**Requirements**
Wherever the string "aplicación" appears in a line, extract that line.

Collection entries:

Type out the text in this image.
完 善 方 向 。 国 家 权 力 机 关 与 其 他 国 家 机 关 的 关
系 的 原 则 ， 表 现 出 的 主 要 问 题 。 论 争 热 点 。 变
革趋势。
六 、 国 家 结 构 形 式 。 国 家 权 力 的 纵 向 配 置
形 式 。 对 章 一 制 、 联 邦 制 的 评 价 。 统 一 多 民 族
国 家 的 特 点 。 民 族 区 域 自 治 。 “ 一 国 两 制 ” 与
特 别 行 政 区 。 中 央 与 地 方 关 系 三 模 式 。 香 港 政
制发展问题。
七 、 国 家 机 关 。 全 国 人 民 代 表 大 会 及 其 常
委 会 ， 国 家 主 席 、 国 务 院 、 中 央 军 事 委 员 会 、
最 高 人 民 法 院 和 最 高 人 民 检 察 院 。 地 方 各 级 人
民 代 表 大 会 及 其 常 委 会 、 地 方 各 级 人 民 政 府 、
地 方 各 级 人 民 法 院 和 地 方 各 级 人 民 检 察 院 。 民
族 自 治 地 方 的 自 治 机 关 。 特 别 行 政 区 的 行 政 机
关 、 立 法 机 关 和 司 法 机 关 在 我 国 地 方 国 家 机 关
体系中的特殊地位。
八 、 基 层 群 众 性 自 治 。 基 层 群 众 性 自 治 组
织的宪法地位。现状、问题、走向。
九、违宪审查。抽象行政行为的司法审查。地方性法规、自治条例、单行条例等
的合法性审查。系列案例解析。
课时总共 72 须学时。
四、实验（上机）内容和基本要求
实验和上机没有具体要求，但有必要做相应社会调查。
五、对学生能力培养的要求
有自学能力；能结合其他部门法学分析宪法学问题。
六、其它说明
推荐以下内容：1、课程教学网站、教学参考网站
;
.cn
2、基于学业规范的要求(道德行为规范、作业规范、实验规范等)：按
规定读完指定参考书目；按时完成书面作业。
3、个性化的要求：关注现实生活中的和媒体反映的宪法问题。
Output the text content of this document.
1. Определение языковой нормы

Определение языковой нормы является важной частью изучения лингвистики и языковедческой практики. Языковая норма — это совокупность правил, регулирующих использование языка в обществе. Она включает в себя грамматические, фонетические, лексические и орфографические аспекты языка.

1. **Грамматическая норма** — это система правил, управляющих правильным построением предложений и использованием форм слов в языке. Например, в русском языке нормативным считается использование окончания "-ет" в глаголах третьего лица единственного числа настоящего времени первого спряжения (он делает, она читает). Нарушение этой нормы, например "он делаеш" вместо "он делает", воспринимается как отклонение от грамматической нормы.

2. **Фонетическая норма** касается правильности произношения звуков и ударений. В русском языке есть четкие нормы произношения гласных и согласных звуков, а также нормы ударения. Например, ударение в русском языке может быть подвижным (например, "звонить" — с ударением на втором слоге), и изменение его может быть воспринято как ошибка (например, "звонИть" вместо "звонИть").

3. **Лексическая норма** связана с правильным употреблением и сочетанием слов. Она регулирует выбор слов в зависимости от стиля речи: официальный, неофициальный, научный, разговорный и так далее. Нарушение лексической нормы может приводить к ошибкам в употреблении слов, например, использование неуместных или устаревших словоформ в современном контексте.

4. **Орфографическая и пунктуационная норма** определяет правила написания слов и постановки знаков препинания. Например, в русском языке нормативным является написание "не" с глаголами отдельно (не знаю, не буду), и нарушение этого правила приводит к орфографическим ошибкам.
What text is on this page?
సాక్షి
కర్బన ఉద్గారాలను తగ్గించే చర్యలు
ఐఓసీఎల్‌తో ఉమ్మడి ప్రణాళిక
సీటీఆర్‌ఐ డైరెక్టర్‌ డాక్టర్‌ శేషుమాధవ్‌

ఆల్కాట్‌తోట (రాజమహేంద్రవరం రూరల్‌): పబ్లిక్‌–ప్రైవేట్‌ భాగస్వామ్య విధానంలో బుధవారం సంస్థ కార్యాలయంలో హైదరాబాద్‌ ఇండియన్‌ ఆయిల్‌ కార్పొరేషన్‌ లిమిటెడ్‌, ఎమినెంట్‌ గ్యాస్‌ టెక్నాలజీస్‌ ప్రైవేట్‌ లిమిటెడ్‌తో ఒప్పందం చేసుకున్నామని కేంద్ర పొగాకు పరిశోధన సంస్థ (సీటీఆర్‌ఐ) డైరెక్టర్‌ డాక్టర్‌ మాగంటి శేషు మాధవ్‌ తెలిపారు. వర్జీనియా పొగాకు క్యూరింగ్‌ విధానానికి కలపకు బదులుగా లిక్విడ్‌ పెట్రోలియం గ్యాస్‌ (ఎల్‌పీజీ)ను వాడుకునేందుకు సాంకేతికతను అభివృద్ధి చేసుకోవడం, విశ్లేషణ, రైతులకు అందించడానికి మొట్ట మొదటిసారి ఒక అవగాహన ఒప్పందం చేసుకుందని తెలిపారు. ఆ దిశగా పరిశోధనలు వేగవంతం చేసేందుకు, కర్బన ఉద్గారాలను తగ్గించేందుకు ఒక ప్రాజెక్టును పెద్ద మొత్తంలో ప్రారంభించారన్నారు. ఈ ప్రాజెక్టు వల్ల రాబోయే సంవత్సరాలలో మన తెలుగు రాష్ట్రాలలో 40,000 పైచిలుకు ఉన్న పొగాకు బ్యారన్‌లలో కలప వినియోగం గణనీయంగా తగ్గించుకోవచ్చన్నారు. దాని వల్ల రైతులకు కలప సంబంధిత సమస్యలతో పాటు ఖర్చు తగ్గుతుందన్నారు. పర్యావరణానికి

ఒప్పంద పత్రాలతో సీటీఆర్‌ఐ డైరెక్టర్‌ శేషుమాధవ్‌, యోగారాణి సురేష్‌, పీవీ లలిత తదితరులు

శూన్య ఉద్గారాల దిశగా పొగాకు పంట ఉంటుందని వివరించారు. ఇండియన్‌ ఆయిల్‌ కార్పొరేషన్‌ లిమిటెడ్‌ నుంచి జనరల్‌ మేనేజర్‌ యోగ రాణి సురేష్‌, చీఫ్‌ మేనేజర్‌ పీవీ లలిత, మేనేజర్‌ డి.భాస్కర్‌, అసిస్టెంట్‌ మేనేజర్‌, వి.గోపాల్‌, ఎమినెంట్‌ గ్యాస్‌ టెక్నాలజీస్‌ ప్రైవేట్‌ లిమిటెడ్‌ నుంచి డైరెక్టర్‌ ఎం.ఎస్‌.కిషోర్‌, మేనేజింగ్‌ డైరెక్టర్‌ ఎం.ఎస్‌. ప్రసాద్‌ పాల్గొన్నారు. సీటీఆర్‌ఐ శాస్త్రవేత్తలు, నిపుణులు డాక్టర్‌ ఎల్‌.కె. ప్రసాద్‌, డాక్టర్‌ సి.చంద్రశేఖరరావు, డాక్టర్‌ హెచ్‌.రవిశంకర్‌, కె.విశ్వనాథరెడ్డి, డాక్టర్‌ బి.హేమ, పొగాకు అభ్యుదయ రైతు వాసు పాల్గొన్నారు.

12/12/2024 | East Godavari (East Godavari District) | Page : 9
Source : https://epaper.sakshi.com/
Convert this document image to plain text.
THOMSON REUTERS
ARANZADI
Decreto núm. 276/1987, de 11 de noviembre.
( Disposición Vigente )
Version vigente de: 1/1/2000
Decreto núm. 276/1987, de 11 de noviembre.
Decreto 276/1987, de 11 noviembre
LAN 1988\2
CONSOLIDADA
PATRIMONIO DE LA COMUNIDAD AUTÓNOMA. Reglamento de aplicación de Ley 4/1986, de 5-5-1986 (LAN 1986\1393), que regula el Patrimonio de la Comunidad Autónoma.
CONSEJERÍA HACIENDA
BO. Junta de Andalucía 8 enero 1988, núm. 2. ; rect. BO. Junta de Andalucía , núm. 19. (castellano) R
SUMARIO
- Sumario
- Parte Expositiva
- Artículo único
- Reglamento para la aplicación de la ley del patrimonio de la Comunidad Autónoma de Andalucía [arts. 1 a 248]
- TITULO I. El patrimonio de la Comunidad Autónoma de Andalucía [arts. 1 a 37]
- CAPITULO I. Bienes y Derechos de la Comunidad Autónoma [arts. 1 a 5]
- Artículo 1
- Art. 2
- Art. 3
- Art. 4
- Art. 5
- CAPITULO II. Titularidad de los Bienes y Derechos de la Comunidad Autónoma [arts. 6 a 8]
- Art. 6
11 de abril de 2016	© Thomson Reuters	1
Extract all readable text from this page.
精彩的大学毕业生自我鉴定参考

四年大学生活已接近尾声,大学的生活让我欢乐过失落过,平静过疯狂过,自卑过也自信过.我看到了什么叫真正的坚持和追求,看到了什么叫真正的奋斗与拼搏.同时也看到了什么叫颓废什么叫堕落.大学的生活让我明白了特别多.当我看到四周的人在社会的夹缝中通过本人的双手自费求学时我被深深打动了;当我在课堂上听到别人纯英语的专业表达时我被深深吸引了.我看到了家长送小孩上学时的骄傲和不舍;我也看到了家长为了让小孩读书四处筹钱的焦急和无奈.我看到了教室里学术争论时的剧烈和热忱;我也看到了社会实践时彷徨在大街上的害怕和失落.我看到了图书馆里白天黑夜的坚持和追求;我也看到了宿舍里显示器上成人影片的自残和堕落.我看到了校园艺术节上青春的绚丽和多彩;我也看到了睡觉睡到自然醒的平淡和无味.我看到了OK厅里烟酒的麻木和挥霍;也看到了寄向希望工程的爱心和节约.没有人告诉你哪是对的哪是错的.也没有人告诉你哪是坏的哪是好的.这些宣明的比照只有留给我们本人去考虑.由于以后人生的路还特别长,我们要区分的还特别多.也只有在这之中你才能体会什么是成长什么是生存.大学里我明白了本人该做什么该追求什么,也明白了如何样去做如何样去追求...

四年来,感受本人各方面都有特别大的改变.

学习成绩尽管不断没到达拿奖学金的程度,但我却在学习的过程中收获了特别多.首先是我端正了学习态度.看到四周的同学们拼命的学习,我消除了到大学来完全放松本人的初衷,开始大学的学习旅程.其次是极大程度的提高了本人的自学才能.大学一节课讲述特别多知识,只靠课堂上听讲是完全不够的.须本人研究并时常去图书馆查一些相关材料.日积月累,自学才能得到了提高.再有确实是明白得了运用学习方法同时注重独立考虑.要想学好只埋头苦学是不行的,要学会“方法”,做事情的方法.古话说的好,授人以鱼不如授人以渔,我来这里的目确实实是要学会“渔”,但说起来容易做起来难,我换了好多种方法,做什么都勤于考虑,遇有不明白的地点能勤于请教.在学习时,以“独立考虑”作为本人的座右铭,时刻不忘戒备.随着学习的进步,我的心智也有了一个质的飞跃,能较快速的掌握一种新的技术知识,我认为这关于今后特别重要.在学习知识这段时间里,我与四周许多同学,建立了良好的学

**Task solution**
PATRIMONIO DE LA COMUNIDAD AUTÓNOMA. Reglamento de aplicación de Ley 4/1986, de 5-5-1986 (LAN 1986\1393), que regula el Patrimonio de la Comunidad Autónoma.
- Reglamento para la aplicación de la ley del patrimonio de la Comunidad Autónoma de Andalucía [arts. 1 a 248]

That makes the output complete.